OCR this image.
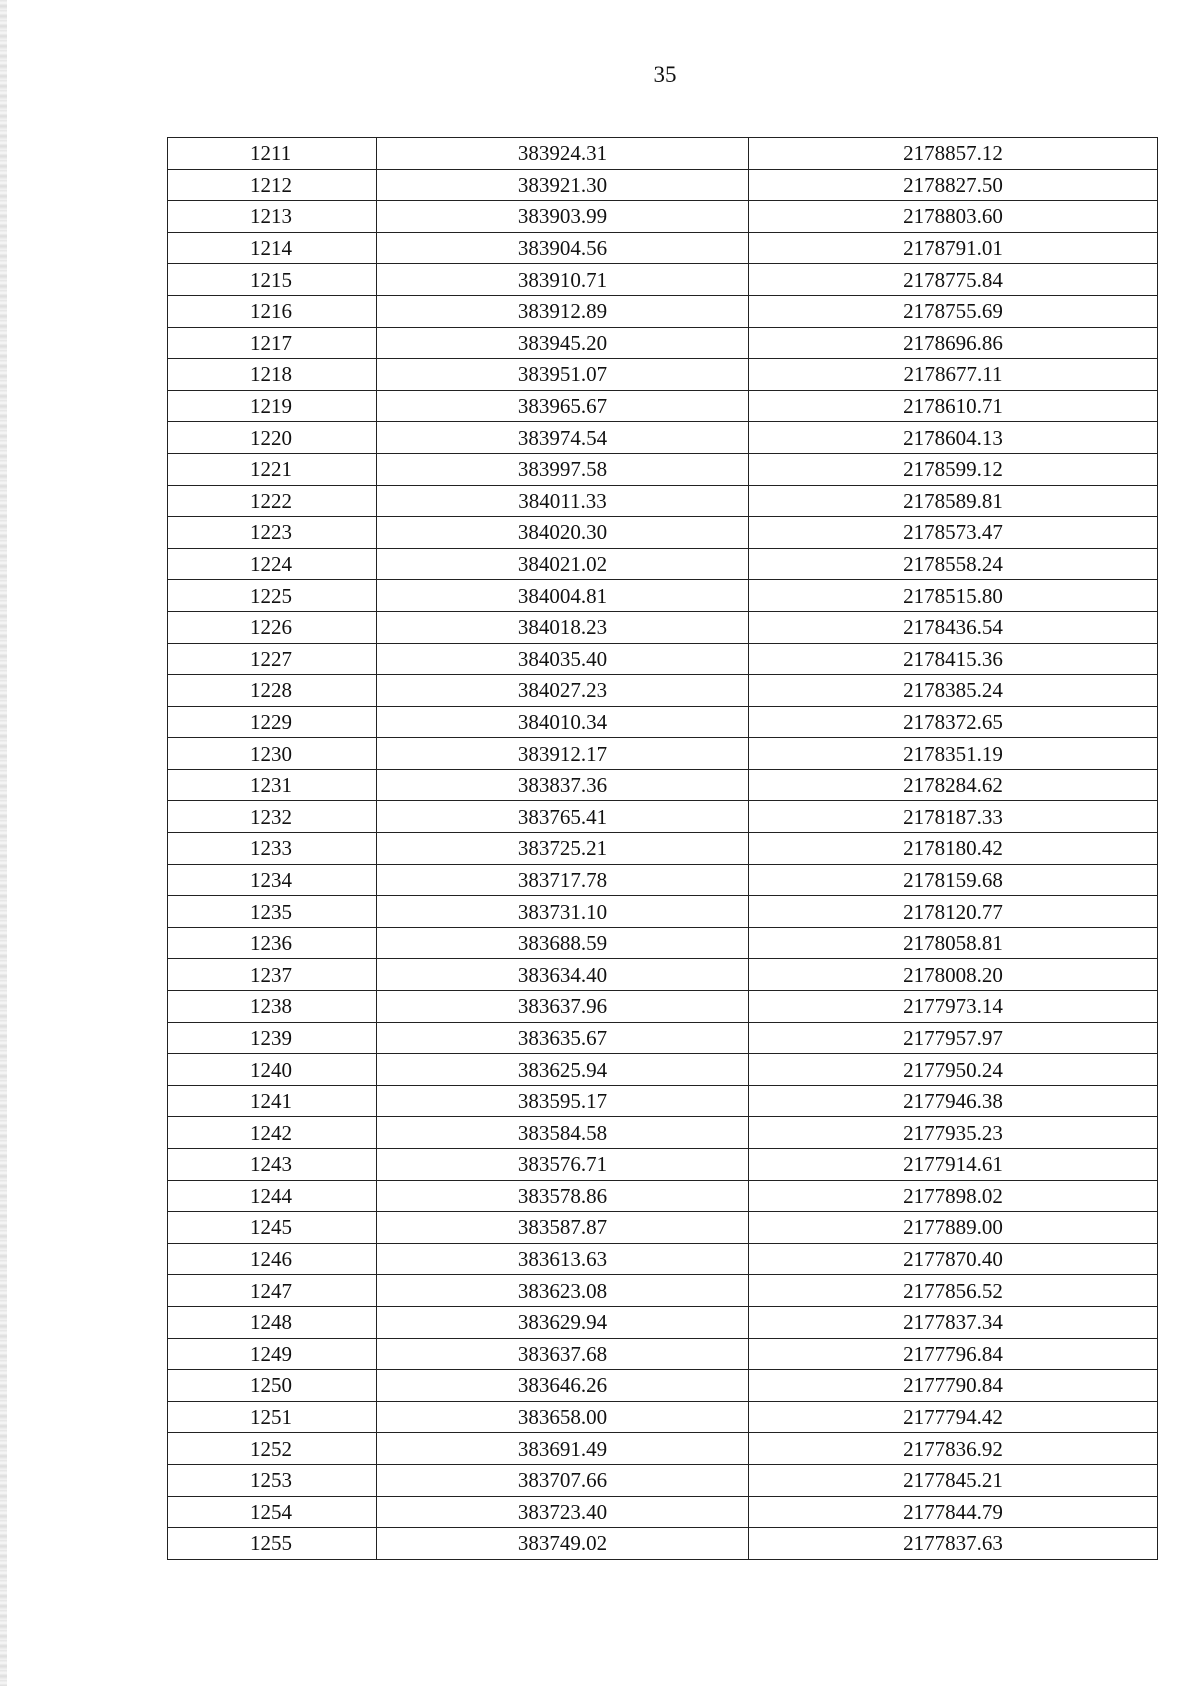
35
1211	383924.31	2178857.12
1212	383921.30	2178827.50
1213	383903.99	2178803.60
1214	383904.56	2178791.01
1215	383910.71	2178775.84
1216	383912.89	2178755.69
1217	383945.20	2178696.86
1218	383951.07	2178677.11
1219	383965.67	2178610.71
1220	383974.54	2178604.13
1221	383997.58	2178599.12
1222	384011.33	2178589.81
1223	384020.30	2178573.47
1224	384021.02	2178558.24
1225	384004.81	2178515.80
1226	384018.23	2178436.54
1227	384035.40	2178415.36
1228	384027.23	2178385.24
1229	384010.34	2178372.65
1230	383912.17	2178351.19
1231	383837.36	2178284.62
1232	383765.41	2178187.33
1233	383725.21	2178180.42
1234	383717.78	2178159.68
1235	383731.10	2178120.77
1236	383688.59	2178058.81
1237	383634.40	2178008.20
1238	383637.96	2177973.14
1239	383635.67	2177957.97
1240	383625.94	2177950.24
1241	383595.17	2177946.38
1242	383584.58	2177935.23
1243	383576.71	2177914.61
1244	383578.86	2177898.02
1245	383587.87	2177889.00
1246	383613.63	2177870.40
1247	383623.08	2177856.52
1248	383629.94	2177837.34
1249	383637.68	2177796.84
1250	383646.26	2177790.84
1251	383658.00	2177794.42
1252	383691.49	2177836.92
1253	383707.66	2177845.21
1254	383723.40	2177844.79
1255	383749.02	2177837.63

....

### GOAL
Would you return the data exactly as written, without the pictures?

### EXERCISE RESULT
OCR this image.
35
1211	383924.31	2178857.12
1212	383921.30	2178827.50
1213	383903.99	2178803.60
1214	383904.56	2178791.01
1215	383910.71	2178775.84
1216	383912.89	2178755.69
1217	383945.20	2178696.86
1218	383951.07	2178677.11
1219	383965.67	2178610.71
1220	383974.54	2178604.13
1221	383997.58	2178599.12
1222	384011.33	2178589.81
1223	384020.30	2178573.47
1224	384021.02	2178558.24
1225	384004.81	2178515.80
1226	384018.23	2178436.54
1227	384035.40	2178415.36
1228	384027.23	2178385.24
1229	384010.34	2178372.65
1230	383912.17	2178351.19
1231	383837.36	2178284.62
1232	383765.41	2178187.33
1233	383725.21	2178180.42
1234	383717.78	2178159.68
1235	383731.10	2178120.77
1236	383688.59	2178058.81
1237	383634.40	2178008.20
1238	383637.96	2177973.14
1239	383635.67	2177957.97
1240	383625.94	2177950.24
1241	383595.17	2177946.38
1242	383584.58	2177935.23
1243	383576.71	2177914.61
1244	383578.86	2177898.02
1245	383587.87	2177889.00
1246	383613.63	2177870.40
1247	383623.08	2177856.52
1248	383629.94	2177837.34
1249	383637.68	2177796.84
1250	383646.26	2177790.84
1251	383658.00	2177794.42
1252	383691.49	2177836.92
1253	383707.66	2177845.21
1254	383723.40	2177844.79
1255	383749.02	2177837.63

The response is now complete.